PROBLEM:
Copy the entries below, swapping "bounding boxes" for "screen coordinates" wherever it appears and changing nothing else.

TASK INPUTS:
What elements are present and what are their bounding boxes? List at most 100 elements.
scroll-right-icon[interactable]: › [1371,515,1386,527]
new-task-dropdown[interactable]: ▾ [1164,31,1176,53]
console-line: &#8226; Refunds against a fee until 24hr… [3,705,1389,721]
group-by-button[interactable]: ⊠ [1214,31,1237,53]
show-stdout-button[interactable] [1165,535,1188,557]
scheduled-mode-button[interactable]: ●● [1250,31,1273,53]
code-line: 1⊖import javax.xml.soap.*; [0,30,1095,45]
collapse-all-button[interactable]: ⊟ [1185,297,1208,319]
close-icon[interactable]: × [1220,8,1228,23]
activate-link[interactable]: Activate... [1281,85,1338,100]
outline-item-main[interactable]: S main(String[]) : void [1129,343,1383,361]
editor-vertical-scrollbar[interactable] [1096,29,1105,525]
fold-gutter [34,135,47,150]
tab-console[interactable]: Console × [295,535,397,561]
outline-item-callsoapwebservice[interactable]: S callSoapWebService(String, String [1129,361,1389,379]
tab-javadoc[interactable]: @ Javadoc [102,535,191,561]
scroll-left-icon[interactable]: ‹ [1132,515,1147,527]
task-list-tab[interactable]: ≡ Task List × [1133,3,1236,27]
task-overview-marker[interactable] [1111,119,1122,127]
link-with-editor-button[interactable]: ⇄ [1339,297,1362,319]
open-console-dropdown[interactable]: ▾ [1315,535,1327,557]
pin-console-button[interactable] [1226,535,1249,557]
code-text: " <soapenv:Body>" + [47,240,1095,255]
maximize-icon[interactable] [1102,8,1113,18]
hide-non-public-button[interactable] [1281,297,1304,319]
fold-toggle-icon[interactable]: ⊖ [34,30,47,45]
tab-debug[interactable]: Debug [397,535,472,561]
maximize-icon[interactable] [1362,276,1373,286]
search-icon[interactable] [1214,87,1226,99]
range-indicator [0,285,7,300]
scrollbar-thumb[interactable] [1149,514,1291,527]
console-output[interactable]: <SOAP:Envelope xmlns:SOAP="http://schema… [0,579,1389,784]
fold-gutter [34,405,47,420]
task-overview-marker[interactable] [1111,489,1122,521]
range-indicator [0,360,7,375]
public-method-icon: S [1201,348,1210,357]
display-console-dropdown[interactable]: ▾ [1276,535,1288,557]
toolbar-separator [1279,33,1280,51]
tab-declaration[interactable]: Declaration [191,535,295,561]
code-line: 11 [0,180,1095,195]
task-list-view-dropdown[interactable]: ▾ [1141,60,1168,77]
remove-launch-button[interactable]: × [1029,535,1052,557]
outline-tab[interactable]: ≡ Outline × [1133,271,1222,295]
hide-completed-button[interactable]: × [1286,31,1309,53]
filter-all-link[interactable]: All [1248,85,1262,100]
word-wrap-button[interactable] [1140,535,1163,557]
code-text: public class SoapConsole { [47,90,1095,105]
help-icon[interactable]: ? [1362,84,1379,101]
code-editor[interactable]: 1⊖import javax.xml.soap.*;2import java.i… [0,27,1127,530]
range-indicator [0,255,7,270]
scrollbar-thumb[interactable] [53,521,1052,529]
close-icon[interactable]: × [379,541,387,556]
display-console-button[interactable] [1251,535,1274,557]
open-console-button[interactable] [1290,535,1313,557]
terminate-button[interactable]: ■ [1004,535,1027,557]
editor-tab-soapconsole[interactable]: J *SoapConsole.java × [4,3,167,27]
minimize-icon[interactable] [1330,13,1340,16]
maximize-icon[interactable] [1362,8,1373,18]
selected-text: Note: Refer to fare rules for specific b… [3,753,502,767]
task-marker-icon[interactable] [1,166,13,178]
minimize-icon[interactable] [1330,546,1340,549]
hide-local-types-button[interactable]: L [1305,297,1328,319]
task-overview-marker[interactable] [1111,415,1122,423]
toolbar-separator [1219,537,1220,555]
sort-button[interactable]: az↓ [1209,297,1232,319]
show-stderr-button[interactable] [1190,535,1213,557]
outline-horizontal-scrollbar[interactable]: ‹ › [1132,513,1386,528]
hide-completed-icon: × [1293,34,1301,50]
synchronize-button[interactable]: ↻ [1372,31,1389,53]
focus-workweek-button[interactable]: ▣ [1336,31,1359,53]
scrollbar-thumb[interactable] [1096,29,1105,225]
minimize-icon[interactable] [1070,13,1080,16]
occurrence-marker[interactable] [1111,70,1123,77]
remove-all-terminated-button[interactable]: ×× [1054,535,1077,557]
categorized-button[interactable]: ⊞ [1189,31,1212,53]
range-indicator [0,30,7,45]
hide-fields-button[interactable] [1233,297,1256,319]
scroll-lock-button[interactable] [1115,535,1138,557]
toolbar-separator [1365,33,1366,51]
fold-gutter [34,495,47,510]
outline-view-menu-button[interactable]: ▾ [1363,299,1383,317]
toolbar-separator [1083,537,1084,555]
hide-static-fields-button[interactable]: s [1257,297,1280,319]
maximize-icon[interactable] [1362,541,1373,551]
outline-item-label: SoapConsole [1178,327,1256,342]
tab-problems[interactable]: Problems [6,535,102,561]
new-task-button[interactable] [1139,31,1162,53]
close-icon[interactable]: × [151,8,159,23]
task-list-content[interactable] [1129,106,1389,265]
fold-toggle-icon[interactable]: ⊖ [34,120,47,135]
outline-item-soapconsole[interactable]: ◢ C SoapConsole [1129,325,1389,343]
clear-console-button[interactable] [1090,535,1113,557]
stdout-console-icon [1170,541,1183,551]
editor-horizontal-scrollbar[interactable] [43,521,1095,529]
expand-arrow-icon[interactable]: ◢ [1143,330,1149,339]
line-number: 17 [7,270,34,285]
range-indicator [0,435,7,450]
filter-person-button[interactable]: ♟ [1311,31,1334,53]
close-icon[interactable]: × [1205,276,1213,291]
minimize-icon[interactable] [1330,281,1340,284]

CORRECT OUTPUT:
What elements are present and what are their screen coordinates? List at most 100 elements.
scroll-right-icon[interactable]: › [1371,515,1386,527]
new-task-dropdown[interactable]: ▾ [1164,31,1176,53]
console-line: &#8226; Refunds against a fee until 24hr… [3,705,1389,721]
group-by-button[interactable]: ⊠ [1214,31,1237,53]
show-stdout-button[interactable] [1165,535,1188,557]
scheduled-mode-button[interactable]: ●● [1250,31,1273,53]
code-line: 1⊖import javax.xml.soap.*; [0,30,1095,45]
collapse-all-button[interactable]: ⊟ [1185,297,1208,319]
close-icon[interactable]: × [1220,8,1228,23]
activate-link[interactable]: Activate... [1281,85,1338,100]
outline-item-main[interactable]: S main(String[]) : void [1129,343,1383,361]
editor-vertical-scrollbar[interactable] [1096,29,1105,525]
fold-gutter [34,135,47,150]
tab-console[interactable]: Console × [295,535,397,561]
outline-item-callsoapwebservice[interactable]: S callSoapWebService(String, String [1129,361,1389,379]
tab-javadoc[interactable]: @ Javadoc [102,535,191,561]
scroll-left-icon[interactable]: ‹ [1132,515,1147,527]
task-list-tab[interactable]: ≡ Task List × [1133,3,1236,27]
task-overview-marker[interactable] [1111,119,1122,127]
link-with-editor-button[interactable]: ⇄ [1339,297,1362,319]
open-console-dropdown[interactable]: ▾ [1315,535,1327,557]
pin-console-button[interactable] [1226,535,1249,557]
code-text: " <soapenv:Body>" + [47,240,1095,255]
maximize-icon[interactable] [1102,8,1113,18]
hide-non-public-button[interactable] [1281,297,1304,319]
fold-toggle-icon[interactable]: ⊖ [34,30,47,45]
tab-debug[interactable]: Debug [397,535,472,561]
maximize-icon[interactable] [1362,276,1373,286]
search-icon[interactable] [1214,87,1226,99]
range-indicator [0,285,7,300]
scrollbar-thumb[interactable] [1149,514,1291,527]
console-output[interactable]: <SOAP:Envelope xmlns:SOAP="http://schema… [0,579,1389,784]
fold-gutter [34,405,47,420]
task-overview-marker[interactable] [1111,489,1122,521]
range-indicator [0,360,7,375]
public-method-icon: S [1201,348,1210,357]
display-console-dropdown[interactable]: ▾ [1276,535,1288,557]
toolbar-separator [1279,33,1280,51]
tab-declaration[interactable]: Declaration [191,535,295,561]
code-line: 11 [0,180,1095,195]
task-list-view-dropdown[interactable]: ▾ [1141,60,1168,77]
remove-launch-button[interactable]: × [1029,535,1052,557]
outline-tab[interactable]: ≡ Outline × [1133,271,1222,295]
hide-completed-button[interactable]: × [1286,31,1309,53]
filter-all-link[interactable]: All [1248,85,1262,100]
word-wrap-button[interactable] [1140,535,1163,557]
code-text: public class SoapConsole { [47,90,1095,105]
help-icon[interactable]: ? [1362,84,1379,101]
code-editor[interactable]: 1⊖import javax.xml.soap.*;2import java.i… [0,27,1127,530]
range-indicator [0,255,7,270]
scrollbar-thumb[interactable] [53,521,1052,529]
close-icon[interactable]: × [379,541,387,556]
display-console-button[interactable] [1251,535,1274,557]
open-console-button[interactable] [1290,535,1313,557]
terminate-button[interactable]: ■ [1004,535,1027,557]
editor-tab-soapconsole[interactable]: J *SoapConsole.java × [4,3,167,27]
minimize-icon[interactable] [1330,13,1340,16]
maximize-icon[interactable] [1362,8,1373,18]
selected-text: Note: Refer to fare rules for specific b… [3,753,502,767]
task-marker-icon[interactable] [1,166,13,178]
minimize-icon[interactable] [1330,546,1340,549]
hide-local-types-button[interactable]: L [1305,297,1328,319]
task-overview-marker[interactable] [1111,415,1122,423]
toolbar-separator [1219,537,1220,555]
sort-button[interactable]: az↓ [1209,297,1232,319]
show-stderr-button[interactable] [1190,535,1213,557]
outline-horizontal-scrollbar[interactable]: ‹ › [1132,513,1386,528]
hide-completed-icon: × [1293,34,1301,50]
synchronize-button[interactable]: ↻ [1372,31,1389,53]
focus-workweek-button[interactable]: ▣ [1336,31,1359,53]
scrollbar-thumb[interactable] [1096,29,1105,225]
minimize-icon[interactable] [1070,13,1080,16]
occurrence-marker[interactable] [1111,70,1123,77]
remove-all-terminated-button[interactable]: ×× [1054,535,1077,557]
categorized-button[interactable]: ⊞ [1189,31,1212,53]
range-indicator [0,30,7,45]
hide-fields-button[interactable] [1233,297,1256,319]
scroll-lock-button[interactable] [1115,535,1138,557]
toolbar-separator [1365,33,1366,51]
fold-gutter [34,495,47,510]
outline-view-menu-button[interactable]: ▾ [1363,299,1383,317]
toolbar-separator [1083,537,1084,555]
hide-static-fields-button[interactable]: s [1257,297,1280,319]
maximize-icon[interactable] [1362,541,1373,551]
outline-item-label: SoapConsole [1178,327,1256,342]
tab-problems[interactable]: Problems [6,535,102,561]
new-task-button[interactable] [1139,31,1162,53]
close-icon[interactable]: × [151,8,159,23]
task-list-content[interactable] [1129,106,1389,265]
fold-toggle-icon[interactable]: ⊖ [34,120,47,135]
outline-item-soapconsole[interactable]: ◢ C SoapConsole [1129,325,1389,343]
clear-console-button[interactable] [1090,535,1113,557]
stdout-console-icon [1170,541,1183,551]
editor-horizontal-scrollbar[interactable] [43,521,1095,529]
expand-arrow-icon[interactable]: ◢ [1143,330,1149,339]
line-number: 17 [7,270,34,285]
range-indicator [0,435,7,450]
filter-person-button[interactable]: ♟ [1311,31,1334,53]
close-icon[interactable]: × [1205,276,1213,291]
minimize-icon[interactable] [1330,281,1340,284]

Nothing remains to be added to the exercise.